Extracted entries:

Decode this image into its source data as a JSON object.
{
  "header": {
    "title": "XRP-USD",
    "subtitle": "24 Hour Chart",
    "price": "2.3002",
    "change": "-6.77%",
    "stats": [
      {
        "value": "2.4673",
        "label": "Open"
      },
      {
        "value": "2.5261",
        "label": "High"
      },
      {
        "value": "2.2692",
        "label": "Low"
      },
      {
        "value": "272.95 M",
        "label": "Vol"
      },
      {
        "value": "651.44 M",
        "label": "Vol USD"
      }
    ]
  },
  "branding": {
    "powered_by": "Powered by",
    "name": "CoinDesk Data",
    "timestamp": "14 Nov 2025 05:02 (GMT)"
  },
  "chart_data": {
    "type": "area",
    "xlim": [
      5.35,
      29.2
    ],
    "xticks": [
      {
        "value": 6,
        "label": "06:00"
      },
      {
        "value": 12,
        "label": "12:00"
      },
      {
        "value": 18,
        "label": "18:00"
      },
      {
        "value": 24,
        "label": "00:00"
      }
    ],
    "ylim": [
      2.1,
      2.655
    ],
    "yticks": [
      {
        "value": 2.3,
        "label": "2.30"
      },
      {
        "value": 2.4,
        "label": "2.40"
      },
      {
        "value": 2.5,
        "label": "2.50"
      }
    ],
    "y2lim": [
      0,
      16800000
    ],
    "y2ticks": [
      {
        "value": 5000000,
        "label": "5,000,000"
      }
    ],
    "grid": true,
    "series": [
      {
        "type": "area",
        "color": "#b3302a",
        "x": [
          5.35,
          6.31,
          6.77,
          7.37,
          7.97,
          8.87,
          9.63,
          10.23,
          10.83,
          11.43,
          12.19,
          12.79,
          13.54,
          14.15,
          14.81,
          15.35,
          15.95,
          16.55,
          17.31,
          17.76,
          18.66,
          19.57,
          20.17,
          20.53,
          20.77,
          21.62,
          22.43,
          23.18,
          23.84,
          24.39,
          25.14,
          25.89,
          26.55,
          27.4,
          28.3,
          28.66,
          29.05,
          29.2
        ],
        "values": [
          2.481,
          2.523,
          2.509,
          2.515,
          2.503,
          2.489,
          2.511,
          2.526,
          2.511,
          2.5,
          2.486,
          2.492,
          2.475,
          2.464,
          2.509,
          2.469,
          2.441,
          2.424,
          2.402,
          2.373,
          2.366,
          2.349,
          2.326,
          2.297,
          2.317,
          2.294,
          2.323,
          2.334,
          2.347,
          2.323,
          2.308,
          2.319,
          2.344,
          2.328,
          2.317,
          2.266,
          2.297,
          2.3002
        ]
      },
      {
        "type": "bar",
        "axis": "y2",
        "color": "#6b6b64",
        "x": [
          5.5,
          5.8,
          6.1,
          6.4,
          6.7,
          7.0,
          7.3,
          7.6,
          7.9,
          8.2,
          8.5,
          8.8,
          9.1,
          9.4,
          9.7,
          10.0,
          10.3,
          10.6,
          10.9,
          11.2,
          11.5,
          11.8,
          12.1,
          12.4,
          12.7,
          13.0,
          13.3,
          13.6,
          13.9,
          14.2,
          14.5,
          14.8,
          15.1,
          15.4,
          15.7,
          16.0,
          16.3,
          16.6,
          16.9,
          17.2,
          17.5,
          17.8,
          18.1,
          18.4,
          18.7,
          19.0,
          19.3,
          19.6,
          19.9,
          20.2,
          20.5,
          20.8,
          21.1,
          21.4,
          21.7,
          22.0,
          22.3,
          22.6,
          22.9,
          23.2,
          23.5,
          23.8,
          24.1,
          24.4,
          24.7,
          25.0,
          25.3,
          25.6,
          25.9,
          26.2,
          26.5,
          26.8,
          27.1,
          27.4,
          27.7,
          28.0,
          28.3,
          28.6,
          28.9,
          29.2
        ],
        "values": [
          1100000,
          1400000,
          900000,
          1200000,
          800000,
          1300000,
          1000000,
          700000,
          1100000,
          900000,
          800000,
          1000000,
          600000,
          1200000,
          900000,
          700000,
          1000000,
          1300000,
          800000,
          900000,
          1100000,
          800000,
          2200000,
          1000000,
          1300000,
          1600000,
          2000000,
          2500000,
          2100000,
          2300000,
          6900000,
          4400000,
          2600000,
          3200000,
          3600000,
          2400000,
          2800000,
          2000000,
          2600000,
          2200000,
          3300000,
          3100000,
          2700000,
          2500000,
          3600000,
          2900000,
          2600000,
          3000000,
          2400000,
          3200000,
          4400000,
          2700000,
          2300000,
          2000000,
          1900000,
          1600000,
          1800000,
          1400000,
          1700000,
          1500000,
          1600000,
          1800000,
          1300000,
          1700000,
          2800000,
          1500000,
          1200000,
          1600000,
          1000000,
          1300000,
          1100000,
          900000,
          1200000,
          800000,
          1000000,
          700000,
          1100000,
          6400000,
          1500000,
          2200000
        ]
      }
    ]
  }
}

Goal: Repeat every line of the material exactly as given.

The output:
Decode this image into its source data as a JSON object.
{
  "header": {
    "title": "XRP-USD",
    "subtitle": "24 Hour Chart",
    "price": "2.3002",
    "change": "-6.77%",
    "stats": [
      {
        "value": "2.4673",
        "label": "Open"
      },
      {
        "value": "2.5261",
        "label": "High"
      },
      {
        "value": "2.2692",
        "label": "Low"
      },
      {
        "value": "272.95 M",
        "label": "Vol"
      },
      {
        "value": "651.44 M",
        "label": "Vol USD"
      }
    ]
  },
  "branding": {
    "powered_by": "Powered by",
    "name": "CoinDesk Data",
    "timestamp": "14 Nov 2025 05:02 (GMT)"
  },
  "chart_data": {
    "type": "area",
    "xlim": [
      5.35,
      29.2
    ],
    "xticks": [
      {
        "value": 6,
        "label": "06:00"
      },
      {
        "value": 12,
        "label": "12:00"
      },
      {
        "value": 18,
        "label": "18:00"
      },
      {
        "value": 24,
        "label": "00:00"
      }
    ],
    "ylim": [
      2.1,
      2.655
    ],
    "yticks": [
      {
        "value": 2.3,
        "label": "2.30"
      },
      {
        "value": 2.4,
        "label": "2.40"
      },
      {
        "value": 2.5,
        "label": "2.50"
      }
    ],
    "y2lim": [
      0,
      16800000
    ],
    "y2ticks": [
      {
        "value": 5000000,
        "label": "5,000,000"
      }
    ],
    "grid": true,
    "series": [
      {
        "type": "area",
        "color": "#b3302a",
        "x": [
          5.35,
          6.31,
          6.77,
          7.37,
          7.97,
          8.87,
          9.63,
          10.23,
          10.83,
          11.43,
          12.19,
          12.79,
          13.54,
          14.15,
          14.81,
          15.35,
          15.95,
          16.55,
          17.31,
          17.76,
          18.66,
          19.57,
          20.17,
          20.53,
          20.77,
          21.62,
          22.43,
          23.18,
          23.84,
          24.39,
          25.14,
          25.89,
          26.55,
          27.4,
          28.3,
          28.66,
          29.05,
          29.2
        ],
        "values": [
          2.481,
          2.523,
          2.509,
          2.515,
          2.503,
          2.489,
          2.511,
          2.526,
          2.511,
          2.5,
          2.486,
          2.492,
          2.475,
          2.464,
          2.509,
          2.469,
          2.441,
          2.424,
          2.402,
          2.373,
          2.366,
          2.349,
          2.326,
          2.297,
          2.317,
          2.294,
          2.323,
          2.334,
          2.347,
          2.323,
          2.308,
          2.319,
          2.344,
          2.328,
          2.317,
          2.266,
          2.297,
          2.3002
        ]
      },
      {
        "type": "bar",
        "axis": "y2",
        "color": "#6b6b64",
        "x": [
          5.5,
          5.8,
          6.1,
          6.4,
          6.7,
          7.0,
          7.3,
          7.6,
          7.9,
          8.2,
          8.5,
          8.8,
          9.1,
          9.4,
          9.7,
          10.0,
          10.3,
          10.6,
          10.9,
          11.2,
          11.5,
          11.8,
          12.1,
          12.4,
          12.7,
          13.0,
          13.3,
          13.6,
          13.9,
          14.2,
          14.5,
          14.8,
          15.1,
          15.4,
          15.7,
          16.0,
          16.3,
          16.6,
          16.9,
          17.2,
          17.5,
          17.8,
          18.1,
          18.4,
          18.7,
          19.0,
          19.3,
          19.6,
          19.9,
          20.2,
          20.5,
          20.8,
          21.1,
          21.4,
          21.7,
          22.0,
          22.3,
          22.6,
          22.9,
          23.2,
          23.5,
          23.8,
          24.1,
          24.4,
          24.7,
          25.0,
          25.3,
          25.6,
          25.9,
          26.2,
          26.5,
          26.8,
          27.1,
          27.4,
          27.7,
          28.0,
          28.3,
          28.6,
          28.9,
          29.2
        ],
        "values": [
          1100000,
          1400000,
          900000,
          1200000,
          800000,
          1300000,
          1000000,
          700000,
          1100000,
          900000,
          800000,
          1000000,
          600000,
          1200000,
          900000,
          700000,
          1000000,
          1300000,
          800000,
          900000,
          1100000,
          800000,
          2200000,
          1000000,
          1300000,
          1600000,
          2000000,
          2500000,
          2100000,
          2300000,
          6900000,
          4400000,
          2600000,
          3200000,
          3600000,
          2400000,
          2800000,
          2000000,
          2600000,
          2200000,
          3300000,
          3100000,
          2700000,
          2500000,
          3600000,
          2900000,
          2600000,
          3000000,
          2400000,
          3200000,
          4400000,
          2700000,
          2300000,
          2000000,
          1900000,
          1600000,
          1800000,
          1400000,
          1700000,
          1500000,
          1600000,
          1800000,
          1300000,
          1700000,
          2800000,
          1500000,
          1200000,
          1600000,
          1000000,
          1300000,
          1100000,
          900000,
          1200000,
          800000,
          1000000,
          700000,
          1100000,
          6400000,
          1500000,
          2200000
        ]
      }
    ]
  }
}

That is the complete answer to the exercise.